# Records:
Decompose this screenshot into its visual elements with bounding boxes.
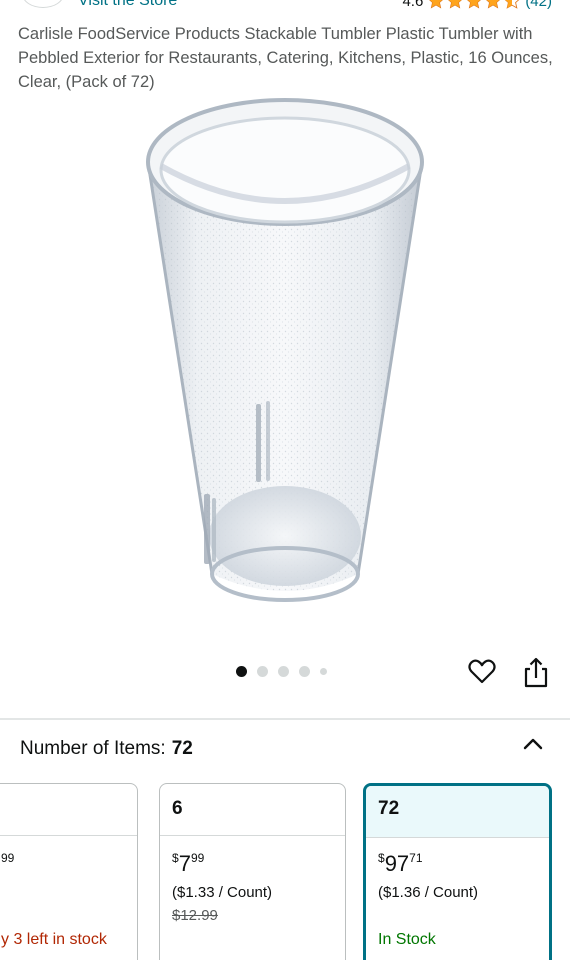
option-quantity: 6 bbox=[160, 784, 345, 836]
option-price: $9771 bbox=[378, 851, 423, 879]
star-icon bbox=[467, 0, 482, 9]
half-star-icon bbox=[505, 0, 520, 9]
visit-store-link[interactable]: Visit the Store bbox=[78, 0, 177, 10]
rating-count[interactable]: (42) bbox=[525, 0, 552, 10]
option-quantity: 72 bbox=[366, 786, 549, 838]
section-divider bbox=[0, 718, 570, 720]
carousel-dot[interactable] bbox=[299, 666, 310, 677]
option-price: $799 bbox=[172, 851, 205, 879]
option-card-selected[interactable]: 72 $9771 ($1.36 / Count) In Stock bbox=[363, 783, 552, 960]
stock-status: In Stock bbox=[378, 931, 436, 948]
carousel-dot[interactable] bbox=[278, 666, 289, 677]
stock-status: y 3 left in stock bbox=[1, 931, 107, 948]
option-card[interactable]: 6 $799 ($1.33 / Count) $12.99 bbox=[159, 783, 346, 960]
price-symbol: $ bbox=[172, 851, 179, 865]
price-whole: 7 bbox=[178, 851, 191, 876]
price-cents: 71 bbox=[409, 851, 423, 865]
price-cents: 99 bbox=[190, 851, 205, 865]
store-logo[interactable] bbox=[22, 0, 64, 8]
carousel-dot[interactable] bbox=[257, 666, 268, 677]
product-image[interactable] bbox=[140, 96, 430, 616]
variation-header: Number of Items: 72 bbox=[20, 738, 193, 760]
option-price: 99 bbox=[1, 851, 15, 879]
variation-label: Number of Items: bbox=[20, 738, 166, 759]
price-cents: 99 bbox=[1, 851, 15, 865]
chevron-up-icon[interactable] bbox=[522, 736, 544, 752]
image-carousel-indicator[interactable] bbox=[236, 666, 327, 677]
star-icon bbox=[486, 0, 501, 9]
star-icon bbox=[448, 0, 463, 9]
option-quantity bbox=[0, 784, 137, 836]
heart-icon[interactable] bbox=[467, 656, 497, 686]
list-price: $12.99 bbox=[172, 907, 218, 924]
carousel-dot[interactable] bbox=[236, 666, 247, 677]
share-icon[interactable] bbox=[521, 656, 551, 688]
unit-price: ($1.36 / Count) bbox=[378, 884, 479, 901]
price-whole: 97 bbox=[384, 851, 410, 876]
variation-selected-value: 72 bbox=[171, 738, 193, 759]
product-title: Carlisle FoodService Products Stackable … bbox=[18, 25, 553, 91]
option-card[interactable]: 99 y 3 left in stock bbox=[0, 783, 138, 960]
star-rating bbox=[427, 0, 521, 10]
store-rating-row: Visit the Store 4.6 (42) bbox=[0, 0, 570, 10]
unit-price: ($1.33 / Count) bbox=[172, 884, 273, 901]
rating-value: 4.6 bbox=[402, 0, 424, 10]
carousel-dot[interactable] bbox=[320, 668, 327, 675]
price-symbol: $ bbox=[378, 851, 385, 865]
rating-summary[interactable]: 4.6 (42) bbox=[402, 0, 552, 10]
star-icon bbox=[429, 0, 444, 9]
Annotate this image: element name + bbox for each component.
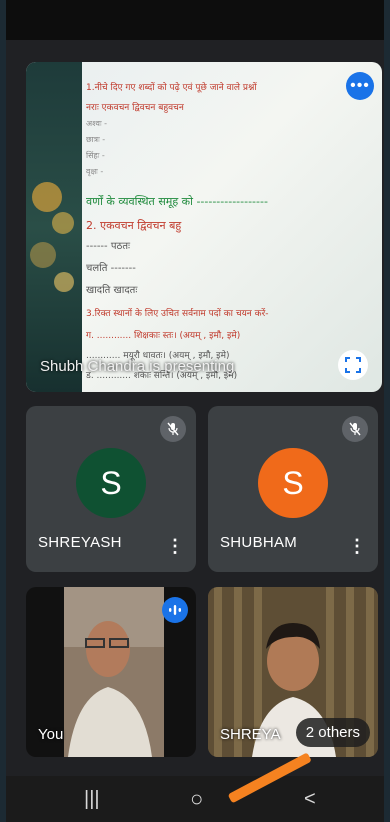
slide-text-line: अश्वः - xyxy=(86,119,108,128)
avatar: S xyxy=(258,448,328,518)
expand-glyph xyxy=(345,357,361,373)
kebab-menu-icon[interactable]: ⋮ xyxy=(166,536,184,557)
more-options-icon[interactable]: ••• xyxy=(346,72,374,100)
bokeh-light xyxy=(52,212,74,234)
participant-name: SHUBHAM xyxy=(220,534,298,551)
presenting-label: Shubh Chandra is presenting xyxy=(40,358,235,375)
slide-text-line: 3.रिक्त स्थानों के लिए उचित सर्वनाम पदों… xyxy=(86,309,269,319)
status-bar xyxy=(6,0,384,40)
slide-decoration-strip xyxy=(26,62,82,392)
mic-off-icon xyxy=(342,416,368,442)
avatar: S xyxy=(76,448,146,518)
participant-tile-shubham[interactable]: S SHUBHAM ⋮ xyxy=(208,406,378,572)
self-label: You xyxy=(38,726,64,743)
slide-text-line: ------ पठतः xyxy=(86,241,131,252)
kebab-menu-icon[interactable]: ⋮ xyxy=(348,536,366,557)
presentation-tile[interactable]: 1.नीचे दिए गए शब्दों को पढ़े एवं पूछे जा… xyxy=(26,62,382,392)
home-button[interactable]: ○ xyxy=(190,786,203,812)
bokeh-light xyxy=(30,242,56,268)
slide-text-line: चलति ------- xyxy=(86,263,136,274)
participant-video-tile[interactable]: SHREYA 2 others xyxy=(208,587,378,757)
others-count-badge[interactable]: 2 others xyxy=(295,718,370,747)
meet-window: 1.नीचे दिए गए शब्दों को पढ़े एवं पूछे जा… xyxy=(6,0,384,822)
participant-name: SHREYASH xyxy=(38,534,122,551)
speaking-indicator-icon xyxy=(162,597,188,623)
slide-text-line: 2. एकवचन द्विवचन बहु xyxy=(86,219,182,232)
participant-label: SHREYA xyxy=(220,726,281,743)
mic-off-icon xyxy=(160,416,186,442)
slide-text-line: नराः एकवचन द्विवचन बहुवचन xyxy=(86,103,184,113)
slide-text-line: वर्णों के व्यवस्थित समूह को ------------… xyxy=(86,195,268,208)
mic-off-glyph xyxy=(167,422,179,436)
system-nav-bar: ||| ○ < xyxy=(6,776,384,822)
back-button[interactable]: < xyxy=(304,788,316,811)
speaking-bars xyxy=(169,605,181,615)
slide-text-line: ग. ............ शिक्षकाः स्तः। (अयम् , इ… xyxy=(86,331,241,341)
bokeh-light xyxy=(54,272,74,292)
mic-off-glyph xyxy=(349,422,361,436)
recent-apps-button[interactable]: ||| xyxy=(84,788,100,811)
slide-text-line: 1.नीचे दिए गए शब्दों को पढ़े एवं पूछे जा… xyxy=(86,83,257,93)
slide-text-line: छात्रः - xyxy=(86,135,106,144)
bokeh-light xyxy=(32,182,62,212)
slide-text-line: खादति खादतः xyxy=(86,285,138,296)
participant-tile-shreyash[interactable]: S SHREYASH ⋮ xyxy=(26,406,196,572)
self-video-tile[interactable]: You xyxy=(26,587,196,757)
slide-text-line: सिंहः - xyxy=(86,151,105,160)
slide-text-line: वृक्षः - xyxy=(86,167,104,176)
expand-icon[interactable] xyxy=(338,350,368,380)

# Task prompt:
Write out every line of the records above as a JSON list of strings, one string per line, leaving out blank lines and the pictures.

# Response to the exercise:
[
  "Decompose this screenshot into its visual elements with bounding boxes.",
  "option-quantity: 6 bbox=[160, 784, 345, 836]",
  "option-price: $9771 bbox=[378, 851, 423, 879]",
  "star-icon bbox=[467, 0, 482, 9]",
  "half-star-icon bbox=[505, 0, 520, 9]",
  "visit-store-link[interactable]: Visit the Store bbox=[78, 0, 177, 10]",
  "rating-count[interactable]: (42) bbox=[525, 0, 552, 10]",
  "option-quantity: 72 bbox=[366, 786, 549, 838]",
  "section-divider bbox=[0, 718, 570, 720]",
  "carousel-dot[interactable] bbox=[299, 666, 310, 677]",
  "option-price: $799 bbox=[172, 851, 205, 879]",
  "option-card-selected[interactable]: 72 $9771 ($1.36 / Count) In Stock bbox=[363, 783, 552, 960]",
  "stock-status: In Stock bbox=[378, 931, 436, 948]",
  "carousel-dot[interactable] bbox=[278, 666, 289, 677]",
  "stock-status: y 3 left in stock bbox=[1, 931, 107, 948]",
  "option-card[interactable]: 6 $799 ($1.33 / Count) $12.99 bbox=[159, 783, 346, 960]",
  "price-symbol: $ bbox=[172, 851, 179, 865]",
  "price-whole: 7 bbox=[178, 851, 191, 876]",
  "price-cents: 71 bbox=[409, 851, 423, 865]",
  "price-cents: 99 bbox=[190, 851, 205, 865]",
  "store-logo[interactable] bbox=[22, 0, 64, 8]",
  "carousel-dot[interactable] bbox=[257, 666, 268, 677]",
  "product-image[interactable] bbox=[140, 96, 430, 616]",
  "variation-header: Number of Items: 72 bbox=[20, 738, 193, 760]",
  "option-price: 99 bbox=[1, 851, 15, 879]",
  "variation-label: Number of Items: bbox=[20, 738, 166, 759]",
  "price-cents: 99 bbox=[1, 851, 15, 865]",
  "chevron-up-icon[interactable] bbox=[522, 736, 544, 752]",
  "image-carousel-indicator[interactable] bbox=[236, 666, 327, 677]",
  "star-icon bbox=[486, 0, 501, 9]",
  "star-icon bbox=[448, 0, 463, 9]",
  "option-quantity bbox=[0, 784, 137, 836]",
  "heart-icon[interactable] bbox=[467, 656, 497, 686]",
  "list-price: $12.99 bbox=[172, 907, 218, 924]",
  "carousel-dot[interactable] bbox=[236, 666, 247, 677]",
  "share-icon[interactable] bbox=[521, 656, 551, 688]",
  "unit-price: ($1.36 / Count) bbox=[378, 884, 479, 901]",
  "price-whole: 97 bbox=[384, 851, 410, 876]",
  "variation-selected-value: 72 bbox=[171, 738, 193, 759]",
  "product-title: Carlisle FoodService Products Stackable … bbox=[18, 25, 553, 91]",
  "option-card[interactable]: 99 y 3 left in stock bbox=[0, 783, 138, 960]",
  "star-rating bbox=[427, 0, 521, 10]",
  "store-rating-row: Visit the Store 4.6 (42) bbox=[0, 0, 570, 10]",
  "unit-price: ($1.33 / Count) bbox=[172, 884, 273, 901]",
  "rating-value: 4.6 bbox=[402, 0, 424, 10]",
  "carousel-dot[interactable] bbox=[320, 668, 327, 675]",
  "price-symbol: $ bbox=[378, 851, 385, 865]",
  "rating-summary[interactable]: 4.6 (42) bbox=[402, 0, 552, 10]",
  "star-icon bbox=[429, 0, 444, 9]",
  "Annotate this image: element name + bbox for each component.",
  "slide-text-line: अश्वः - xyxy=(86,119,108,128)",
  "avatar: S xyxy=(258,448,328,518)",
  "expand-glyph xyxy=(345,357,361,373)",
  "kebab-menu-icon[interactable]: ⋮ xyxy=(166,536,184,557)",
  "more-options-icon[interactable]: ••• xyxy=(346,72,374,100)",
  "bokeh-light xyxy=(52,212,74,234)",
  "participant-name: SHUBHAM xyxy=(220,534,298,551)",
  "presenting-label: Shubh Chandra is presenting xyxy=(40,358,235,375)",
  "slide-text-line: 3.रिक्त स्थानों के लिए उचित सर्वनाम पदों… xyxy=(86,309,269,319)",
  "status-bar xyxy=(6,0,384,40)",
  "slide-decoration-strip xyxy=(26,62,82,392)",
  "mic-off-icon xyxy=(342,416,368,442)",
  "avatar: S xyxy=(76,448,146,518)",
  "participant-tile-shubham[interactable]: S SHUBHAM ⋮ xyxy=(208,406,378,572)",
  "self-label: You xyxy=(38,726,64,743)",
  "slide-text-line: ------ पठतः xyxy=(86,241,131,252)",
  "kebab-menu-icon[interactable]: ⋮ xyxy=(348,536,366,557)",
  "presentation-tile[interactable]: 1.नीचे दिए गए शब्दों को पढ़े एवं पूछे जा… xyxy=(26,62,382,392)",
  "home-button[interactable]: ○ xyxy=(190,786,203,812)",
  "bokeh-light xyxy=(30,242,56,268)",
  "slide-text-line: चलति ------- xyxy=(86,263,136,274)",
  "participant-video-tile[interactable]: SHREYA 2 others xyxy=(208,587,378,757)",
  "others-count-badge[interactable]: 2 others xyxy=(295,718,370,747)",
  "meet-window: 1.नीचे दिए गए शब्दों को पढ़े एवं पूछे जा… xyxy=(6,0,384,822)",
  "participant-name: SHREYASH xyxy=(38,534,122,551)",
  "speaking-indicator-icon xyxy=(162,597,188,623)",
  "slide-text-line: 2. एकवचन द्विवचन बहु xyxy=(86,219,182,232)",
  "participant-label: SHREYA xyxy=(220,726,281,743)",
  "mic-off-icon xyxy=(160,416,186,442)",
  "slide-text-line: नराः एकवचन द्विवचन बहुवचन xyxy=(86,103,184,113)",
  "slide-text-line: वर्णों के व्यवस्थित समूह को ------------… xyxy=(86,195,268,208)",
  "mic-off-glyph xyxy=(167,422,179,436)",
  "system-nav-bar: ||| ○ < xyxy=(6,776,384,822)",
  "back-button[interactable]: < xyxy=(304,788,316,811)",
  "speaking-bars xyxy=(169,605,181,615)",
  "slide-text-line: ग. ............ शिक्षकाः स्तः। (अयम् , इ… xyxy=(86,331,241,341)",
  "bokeh-light xyxy=(54,272,74,292)",
  "mic-off-glyph xyxy=(349,422,361,436)",
  "recent-apps-button[interactable]: ||| xyxy=(84,788,100,811)",
  "slide-text-line: 1.नीचे दिए गए शब्दों को पढ़े एवं पूछे जा… xyxy=(86,83,257,93)",
  "slide-text-line: छात्रः - xyxy=(86,135,106,144)",
  "bokeh-light xyxy=(32,182,62,212)",
  "slide-text-line: खादति खादतः xyxy=(86,285,138,296)",
  "participant-tile-shreyash[interactable]: S SHREYASH ⋮ xyxy=(26,406,196,572)",
  "self-video-tile[interactable]: You xyxy=(26,587,196,757)",
  "slide-text-line: सिंहः - xyxy=(86,151,105,160)",
  "slide-text-line: वृक्षः - xyxy=(86,167,104,176)",
  "expand-icon[interactable] xyxy=(338,350,368,380)"
]